Records excerpted from a collection
-- Begin --

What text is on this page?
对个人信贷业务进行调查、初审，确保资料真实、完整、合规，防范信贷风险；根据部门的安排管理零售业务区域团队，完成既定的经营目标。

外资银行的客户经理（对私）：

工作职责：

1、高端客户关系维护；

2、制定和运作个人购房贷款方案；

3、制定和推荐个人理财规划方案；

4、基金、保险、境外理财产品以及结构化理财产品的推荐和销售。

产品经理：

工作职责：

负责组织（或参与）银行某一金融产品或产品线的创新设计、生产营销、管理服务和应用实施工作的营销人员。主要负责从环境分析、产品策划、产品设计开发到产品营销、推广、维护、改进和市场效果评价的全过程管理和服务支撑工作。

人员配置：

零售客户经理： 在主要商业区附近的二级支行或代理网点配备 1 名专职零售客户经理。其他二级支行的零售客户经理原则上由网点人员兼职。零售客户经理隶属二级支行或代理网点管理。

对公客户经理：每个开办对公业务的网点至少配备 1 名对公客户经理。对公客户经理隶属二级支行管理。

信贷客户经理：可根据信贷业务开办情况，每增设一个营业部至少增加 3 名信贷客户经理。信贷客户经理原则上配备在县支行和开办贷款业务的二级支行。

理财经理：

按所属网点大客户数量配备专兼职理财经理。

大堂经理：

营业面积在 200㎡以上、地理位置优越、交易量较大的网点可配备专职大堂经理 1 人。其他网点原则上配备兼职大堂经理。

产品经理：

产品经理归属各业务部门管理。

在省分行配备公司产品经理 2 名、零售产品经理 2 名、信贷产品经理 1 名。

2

-- End --
-- Begin --

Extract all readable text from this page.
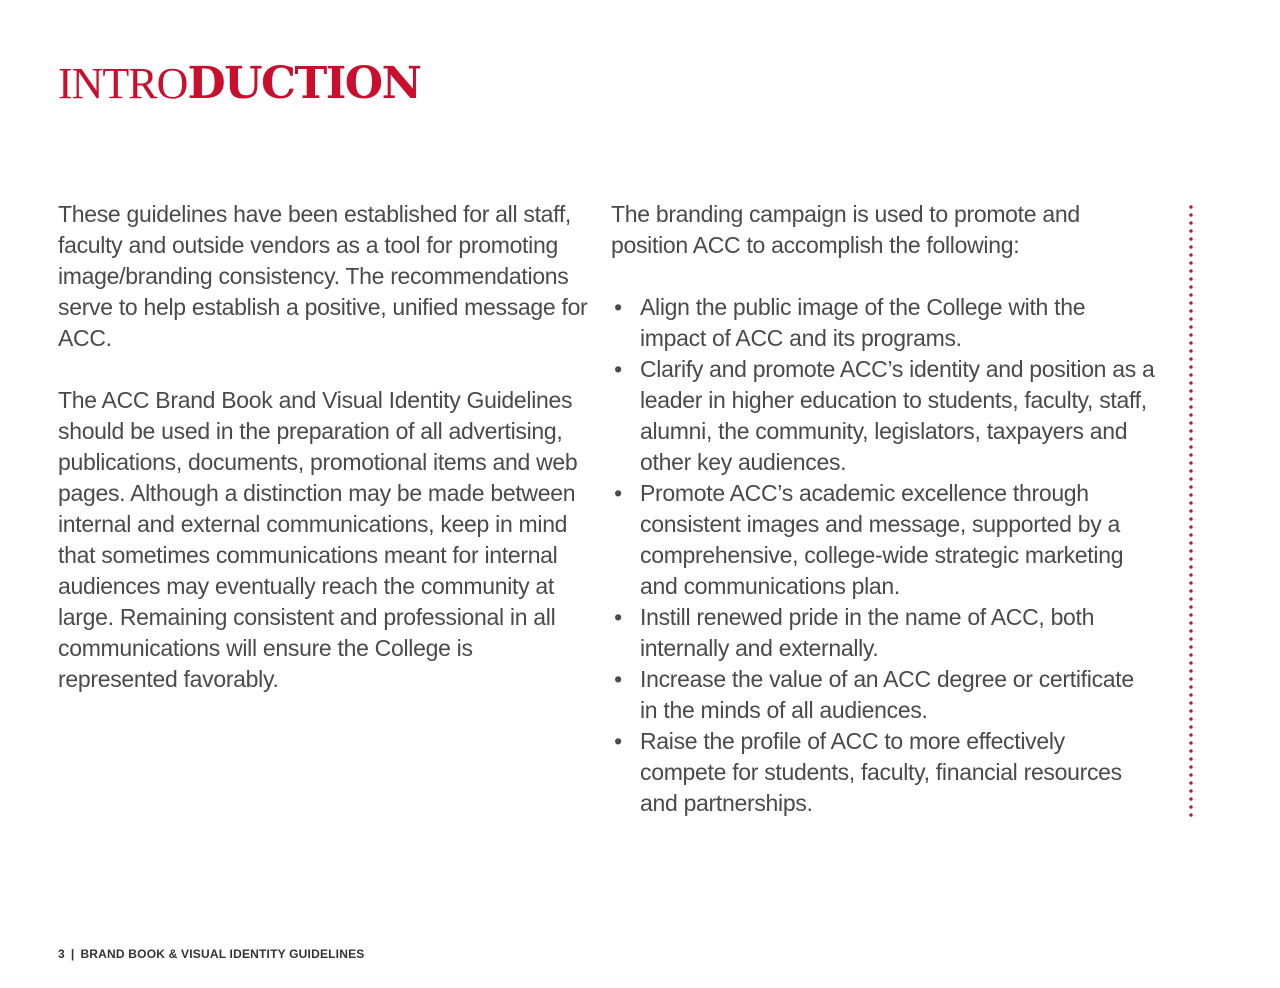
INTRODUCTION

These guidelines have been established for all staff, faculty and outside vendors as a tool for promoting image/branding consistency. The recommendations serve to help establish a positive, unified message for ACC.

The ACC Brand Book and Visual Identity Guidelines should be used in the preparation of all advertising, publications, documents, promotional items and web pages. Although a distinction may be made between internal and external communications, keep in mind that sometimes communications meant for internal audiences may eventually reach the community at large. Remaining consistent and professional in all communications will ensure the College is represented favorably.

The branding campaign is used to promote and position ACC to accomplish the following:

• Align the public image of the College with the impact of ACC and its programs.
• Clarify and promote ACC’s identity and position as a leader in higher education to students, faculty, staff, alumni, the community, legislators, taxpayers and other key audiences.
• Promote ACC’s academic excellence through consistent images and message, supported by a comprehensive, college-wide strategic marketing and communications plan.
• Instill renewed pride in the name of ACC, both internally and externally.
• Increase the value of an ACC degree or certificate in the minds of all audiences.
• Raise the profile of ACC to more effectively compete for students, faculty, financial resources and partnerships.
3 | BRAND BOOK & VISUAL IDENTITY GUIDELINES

-- End --
-- Begin --

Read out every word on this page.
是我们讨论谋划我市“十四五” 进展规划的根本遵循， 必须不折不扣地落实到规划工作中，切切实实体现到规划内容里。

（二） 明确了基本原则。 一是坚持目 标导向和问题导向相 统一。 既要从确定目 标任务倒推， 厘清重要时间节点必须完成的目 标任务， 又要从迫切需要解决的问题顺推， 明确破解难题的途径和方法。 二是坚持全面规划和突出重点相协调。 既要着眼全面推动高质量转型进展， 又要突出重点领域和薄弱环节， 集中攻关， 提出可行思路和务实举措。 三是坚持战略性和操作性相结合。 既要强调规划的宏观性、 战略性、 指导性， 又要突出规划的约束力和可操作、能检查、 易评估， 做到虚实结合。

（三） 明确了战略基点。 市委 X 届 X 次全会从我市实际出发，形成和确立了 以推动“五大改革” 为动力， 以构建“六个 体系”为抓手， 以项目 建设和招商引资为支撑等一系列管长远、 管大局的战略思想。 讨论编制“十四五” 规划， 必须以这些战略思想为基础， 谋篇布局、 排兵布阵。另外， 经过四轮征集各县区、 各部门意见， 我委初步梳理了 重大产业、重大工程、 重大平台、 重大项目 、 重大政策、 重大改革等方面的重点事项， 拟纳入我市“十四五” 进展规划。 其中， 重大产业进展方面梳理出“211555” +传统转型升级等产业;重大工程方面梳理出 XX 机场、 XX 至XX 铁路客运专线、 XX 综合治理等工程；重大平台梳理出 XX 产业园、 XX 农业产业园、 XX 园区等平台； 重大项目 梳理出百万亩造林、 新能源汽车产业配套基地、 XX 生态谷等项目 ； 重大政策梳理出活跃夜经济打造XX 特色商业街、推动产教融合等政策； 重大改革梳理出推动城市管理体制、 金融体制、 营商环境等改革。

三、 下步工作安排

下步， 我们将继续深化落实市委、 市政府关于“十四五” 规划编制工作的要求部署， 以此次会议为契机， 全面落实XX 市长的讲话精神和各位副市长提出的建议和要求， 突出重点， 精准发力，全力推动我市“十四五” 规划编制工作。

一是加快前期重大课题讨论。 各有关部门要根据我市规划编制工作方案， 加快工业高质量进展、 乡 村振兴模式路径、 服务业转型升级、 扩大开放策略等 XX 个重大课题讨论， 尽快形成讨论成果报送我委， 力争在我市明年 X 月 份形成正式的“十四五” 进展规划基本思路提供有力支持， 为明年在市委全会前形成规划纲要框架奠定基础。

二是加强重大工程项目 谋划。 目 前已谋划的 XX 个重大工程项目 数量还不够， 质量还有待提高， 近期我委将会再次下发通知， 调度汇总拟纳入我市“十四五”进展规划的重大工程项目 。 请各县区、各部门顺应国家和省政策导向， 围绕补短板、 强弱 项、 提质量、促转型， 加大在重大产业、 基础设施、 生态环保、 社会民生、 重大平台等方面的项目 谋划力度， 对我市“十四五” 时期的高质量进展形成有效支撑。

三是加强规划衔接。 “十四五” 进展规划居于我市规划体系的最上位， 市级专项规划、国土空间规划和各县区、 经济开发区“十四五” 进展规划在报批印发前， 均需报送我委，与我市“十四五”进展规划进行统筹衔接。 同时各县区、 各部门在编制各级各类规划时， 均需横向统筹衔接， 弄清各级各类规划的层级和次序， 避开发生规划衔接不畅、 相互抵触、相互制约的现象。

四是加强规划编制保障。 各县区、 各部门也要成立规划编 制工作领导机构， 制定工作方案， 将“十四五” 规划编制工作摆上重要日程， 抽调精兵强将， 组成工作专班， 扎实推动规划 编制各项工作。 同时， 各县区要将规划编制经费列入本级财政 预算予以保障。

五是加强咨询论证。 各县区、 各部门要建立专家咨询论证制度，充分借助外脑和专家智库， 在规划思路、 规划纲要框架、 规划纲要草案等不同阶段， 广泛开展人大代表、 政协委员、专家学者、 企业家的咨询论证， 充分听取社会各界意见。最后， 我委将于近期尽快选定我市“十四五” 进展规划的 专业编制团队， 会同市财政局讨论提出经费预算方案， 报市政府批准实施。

-- End --

## WORK TO DO
The word "consistent" appears in how many lines of the records? Give the number only.

## WRITTEN ANSWER
2